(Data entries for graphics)
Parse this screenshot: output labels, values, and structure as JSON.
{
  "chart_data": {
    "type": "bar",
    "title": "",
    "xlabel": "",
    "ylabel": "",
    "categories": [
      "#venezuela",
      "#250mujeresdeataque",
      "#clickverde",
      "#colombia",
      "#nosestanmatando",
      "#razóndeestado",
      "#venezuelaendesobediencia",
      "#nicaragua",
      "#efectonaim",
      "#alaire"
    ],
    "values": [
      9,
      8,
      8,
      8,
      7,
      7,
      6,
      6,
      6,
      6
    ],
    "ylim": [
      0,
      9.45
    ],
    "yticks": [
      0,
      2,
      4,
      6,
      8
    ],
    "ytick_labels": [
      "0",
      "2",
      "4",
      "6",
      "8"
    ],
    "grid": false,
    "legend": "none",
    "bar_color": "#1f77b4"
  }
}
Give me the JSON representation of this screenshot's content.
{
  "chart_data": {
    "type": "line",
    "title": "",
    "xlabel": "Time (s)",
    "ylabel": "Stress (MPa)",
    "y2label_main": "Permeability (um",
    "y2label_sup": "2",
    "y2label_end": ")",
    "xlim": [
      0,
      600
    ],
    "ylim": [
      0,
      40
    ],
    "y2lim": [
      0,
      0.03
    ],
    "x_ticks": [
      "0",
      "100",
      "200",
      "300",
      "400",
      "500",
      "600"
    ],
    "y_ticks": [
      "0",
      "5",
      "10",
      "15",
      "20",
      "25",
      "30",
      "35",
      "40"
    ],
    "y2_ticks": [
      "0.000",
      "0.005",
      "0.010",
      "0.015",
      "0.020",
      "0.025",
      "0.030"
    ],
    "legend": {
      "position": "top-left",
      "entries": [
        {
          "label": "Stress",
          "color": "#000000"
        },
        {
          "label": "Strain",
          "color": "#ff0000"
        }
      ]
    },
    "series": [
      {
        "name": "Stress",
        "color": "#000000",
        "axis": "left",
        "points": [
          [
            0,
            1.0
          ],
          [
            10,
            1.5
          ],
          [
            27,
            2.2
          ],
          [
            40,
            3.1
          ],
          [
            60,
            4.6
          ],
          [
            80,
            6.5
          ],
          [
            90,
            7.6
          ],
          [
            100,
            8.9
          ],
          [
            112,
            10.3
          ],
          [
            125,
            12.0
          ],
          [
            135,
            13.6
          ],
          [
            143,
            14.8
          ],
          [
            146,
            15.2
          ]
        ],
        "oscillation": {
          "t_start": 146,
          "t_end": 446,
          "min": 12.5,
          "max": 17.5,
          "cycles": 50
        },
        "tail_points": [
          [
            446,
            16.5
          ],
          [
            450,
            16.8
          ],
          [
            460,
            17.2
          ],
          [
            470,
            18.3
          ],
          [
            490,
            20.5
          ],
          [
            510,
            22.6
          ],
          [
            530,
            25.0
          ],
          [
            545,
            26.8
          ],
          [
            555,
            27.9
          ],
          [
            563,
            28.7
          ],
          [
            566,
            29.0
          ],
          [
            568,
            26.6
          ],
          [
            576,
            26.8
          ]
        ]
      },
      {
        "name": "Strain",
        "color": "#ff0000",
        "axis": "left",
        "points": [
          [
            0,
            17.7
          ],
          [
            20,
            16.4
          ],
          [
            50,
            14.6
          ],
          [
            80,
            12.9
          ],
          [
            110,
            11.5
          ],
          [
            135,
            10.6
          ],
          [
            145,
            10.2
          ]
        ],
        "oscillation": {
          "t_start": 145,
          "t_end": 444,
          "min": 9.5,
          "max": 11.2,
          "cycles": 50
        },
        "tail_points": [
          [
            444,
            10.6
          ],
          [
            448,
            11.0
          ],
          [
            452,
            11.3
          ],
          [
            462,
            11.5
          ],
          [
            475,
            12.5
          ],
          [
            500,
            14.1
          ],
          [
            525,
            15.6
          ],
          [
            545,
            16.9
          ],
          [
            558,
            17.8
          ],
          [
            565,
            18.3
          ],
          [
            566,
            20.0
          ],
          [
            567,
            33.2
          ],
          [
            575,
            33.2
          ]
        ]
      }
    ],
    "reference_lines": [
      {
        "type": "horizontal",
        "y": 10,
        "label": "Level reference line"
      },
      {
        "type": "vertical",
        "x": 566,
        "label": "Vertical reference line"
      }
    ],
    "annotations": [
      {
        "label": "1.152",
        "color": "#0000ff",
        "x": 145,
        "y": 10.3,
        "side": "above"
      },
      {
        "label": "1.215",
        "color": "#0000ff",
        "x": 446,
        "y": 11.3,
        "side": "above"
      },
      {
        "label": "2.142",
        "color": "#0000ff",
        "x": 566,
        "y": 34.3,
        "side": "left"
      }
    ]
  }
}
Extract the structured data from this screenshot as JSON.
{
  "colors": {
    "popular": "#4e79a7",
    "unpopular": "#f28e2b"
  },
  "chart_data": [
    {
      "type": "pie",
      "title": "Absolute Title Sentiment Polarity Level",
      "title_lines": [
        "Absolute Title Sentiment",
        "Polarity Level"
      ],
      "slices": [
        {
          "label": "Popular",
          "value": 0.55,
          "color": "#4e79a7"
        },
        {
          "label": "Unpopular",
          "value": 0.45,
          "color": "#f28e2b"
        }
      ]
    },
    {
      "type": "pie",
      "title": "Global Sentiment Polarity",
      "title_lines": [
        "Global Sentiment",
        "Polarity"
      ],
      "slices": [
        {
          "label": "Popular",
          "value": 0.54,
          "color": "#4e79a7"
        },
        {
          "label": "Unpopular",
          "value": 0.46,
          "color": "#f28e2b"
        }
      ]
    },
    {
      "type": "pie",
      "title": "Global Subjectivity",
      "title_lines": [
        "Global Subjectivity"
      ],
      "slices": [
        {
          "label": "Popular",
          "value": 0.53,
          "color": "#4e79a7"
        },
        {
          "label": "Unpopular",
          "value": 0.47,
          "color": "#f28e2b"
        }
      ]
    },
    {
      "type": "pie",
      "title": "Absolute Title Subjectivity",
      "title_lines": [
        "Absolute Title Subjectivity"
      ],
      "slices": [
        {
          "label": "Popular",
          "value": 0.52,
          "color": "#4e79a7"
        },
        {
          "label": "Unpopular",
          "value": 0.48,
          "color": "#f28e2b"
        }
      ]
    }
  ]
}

> **Short exercise**
Return the whole listing exactly.

> **Task solution**
Parse this screenshot: output labels, values, and structure as JSON.
{
  "chart_data": {
    "type": "bar",
    "title": "",
    "xlabel": "",
    "ylabel": "",
    "categories": [
      "#venezuela",
      "#250mujeresdeataque",
      "#clickverde",
      "#colombia",
      "#nosestanmatando",
      "#razóndeestado",
      "#venezuelaendesobediencia",
      "#nicaragua",
      "#efectonaim",
      "#alaire"
    ],
    "values": [
      9,
      8,
      8,
      8,
      7,
      7,
      6,
      6,
      6,
      6
    ],
    "ylim": [
      0,
      9.45
    ],
    "yticks": [
      0,
      2,
      4,
      6,
      8
    ],
    "ytick_labels": [
      "0",
      "2",
      "4",
      "6",
      "8"
    ],
    "grid": false,
    "legend": "none",
    "bar_color": "#1f77b4"
  }
}
Give me the JSON representation of this screenshot's content.
{
  "chart_data": {
    "type": "line",
    "title": "",
    "xlabel": "Time (s)",
    "ylabel": "Stress (MPa)",
    "y2label_main": "Permeability (um",
    "y2label_sup": "2",
    "y2label_end": ")",
    "xlim": [
      0,
      600
    ],
    "ylim": [
      0,
      40
    ],
    "y2lim": [
      0,
      0.03
    ],
    "x_ticks": [
      "0",
      "100",
      "200",
      "300",
      "400",
      "500",
      "600"
    ],
    "y_ticks": [
      "0",
      "5",
      "10",
      "15",
      "20",
      "25",
      "30",
      "35",
      "40"
    ],
    "y2_ticks": [
      "0.000",
      "0.005",
      "0.010",
      "0.015",
      "0.020",
      "0.025",
      "0.030"
    ],
    "legend": {
      "position": "top-left",
      "entries": [
        {
          "label": "Stress",
          "color": "#000000"
        },
        {
          "label": "Strain",
          "color": "#ff0000"
        }
      ]
    },
    "series": [
      {
        "name": "Stress",
        "color": "#000000",
        "axis": "left",
        "points": [
          [
            0,
            1.0
          ],
          [
            10,
            1.5
          ],
          [
            27,
            2.2
          ],
          [
            40,
            3.1
          ],
          [
            60,
            4.6
          ],
          [
            80,
            6.5
          ],
          [
            90,
            7.6
          ],
          [
            100,
            8.9
          ],
          [
            112,
            10.3
          ],
          [
            125,
            12.0
          ],
          [
            135,
            13.6
          ],
          [
            143,
            14.8
          ],
          [
            146,
            15.2
          ]
        ],
        "oscillation": {
          "t_start": 146,
          "t_end": 446,
          "min": 12.5,
          "max": 17.5,
          "cycles": 50
        },
        "tail_points": [
          [
            446,
            16.5
          ],
          [
            450,
            16.8
          ],
          [
            460,
            17.2
          ],
          [
            470,
            18.3
          ],
          [
            490,
            20.5
          ],
          [
            510,
            22.6
          ],
          [
            530,
            25.0
          ],
          [
            545,
            26.8
          ],
          [
            555,
            27.9
          ],
          [
            563,
            28.7
          ],
          [
            566,
            29.0
          ],
          [
            568,
            26.6
          ],
          [
            576,
            26.8
          ]
        ]
      },
      {
        "name": "Strain",
        "color": "#ff0000",
        "axis": "left",
        "points": [
          [
            0,
            17.7
          ],
          [
            20,
            16.4
          ],
          [
            50,
            14.6
          ],
          [
            80,
            12.9
          ],
          [
            110,
            11.5
          ],
          [
            135,
            10.6
          ],
          [
            145,
            10.2
          ]
        ],
        "oscillation": {
          "t_start": 145,
          "t_end": 444,
          "min": 9.5,
          "max": 11.2,
          "cycles": 50
        },
        "tail_points": [
          [
            444,
            10.6
          ],
          [
            448,
            11.0
          ],
          [
            452,
            11.3
          ],
          [
            462,
            11.5
          ],
          [
            475,
            12.5
          ],
          [
            500,
            14.1
          ],
          [
            525,
            15.6
          ],
          [
            545,
            16.9
          ],
          [
            558,
            17.8
          ],
          [
            565,
            18.3
          ],
          [
            566,
            20.0
          ],
          [
            567,
            33.2
          ],
          [
            575,
            33.2
          ]
        ]
      }
    ],
    "reference_lines": [
      {
        "type": "horizontal",
        "y": 10,
        "label": "Level reference line"
      },
      {
        "type": "vertical",
        "x": 566,
        "label": "Vertical reference line"
      }
    ],
    "annotations": [
      {
        "label": "1.152",
        "color": "#0000ff",
        "x": 145,
        "y": 10.3,
        "side": "above"
      },
      {
        "label": "1.215",
        "color": "#0000ff",
        "x": 446,
        "y": 11.3,
        "side": "above"
      },
      {
        "label": "2.142",
        "color": "#0000ff",
        "x": 566,
        "y": 34.3,
        "side": "left"
      }
    ]
  }
}
Extract the structured data from this screenshot as JSON.
{
  "colors": {
    "popular": "#4e79a7",
    "unpopular": "#f28e2b"
  },
  "chart_data": [
    {
      "type": "pie",
      "title": "Absolute Title Sentiment Polarity Level",
      "title_lines": [
        "Absolute Title Sentiment",
        "Polarity Level"
      ],
      "slices": [
        {
          "label": "Popular",
          "value": 0.55,
          "color": "#4e79a7"
        },
        {
          "label": "Unpopular",
          "value": 0.45,
          "color": "#f28e2b"
        }
      ]
    },
    {
      "type": "pie",
      "title": "Global Sentiment Polarity",
      "title_lines": [
        "Global Sentiment",
        "Polarity"
      ],
      "slices": [
        {
          "label": "Popular",
          "value": 0.54,
          "color": "#4e79a7"
        },
        {
          "label": "Unpopular",
          "value": 0.46,
          "color": "#f28e2b"
        }
      ]
    },
    {
      "type": "pie",
      "title": "Global Subjectivity",
      "title_lines": [
        "Global Subjectivity"
      ],
      "slices": [
        {
          "label": "Popular",
          "value": 0.53,
          "color": "#4e79a7"
        },
        {
          "label": "Unpopular",
          "value": 0.47,
          "color": "#f28e2b"
        }
      ]
    },
    {
      "type": "pie",
      "title": "Absolute Title Subjectivity",
      "title_lines": [
        "Absolute Title Subjectivity"
      ],
      "slices": [
        {
          "label": "Popular",
          "value": 0.52,
          "color": "#4e79a7"
        },
        {
          "label": "Unpopular",
          "value": 0.48,
          "color": "#f28e2b"
        }
      ]
    }
  ]
}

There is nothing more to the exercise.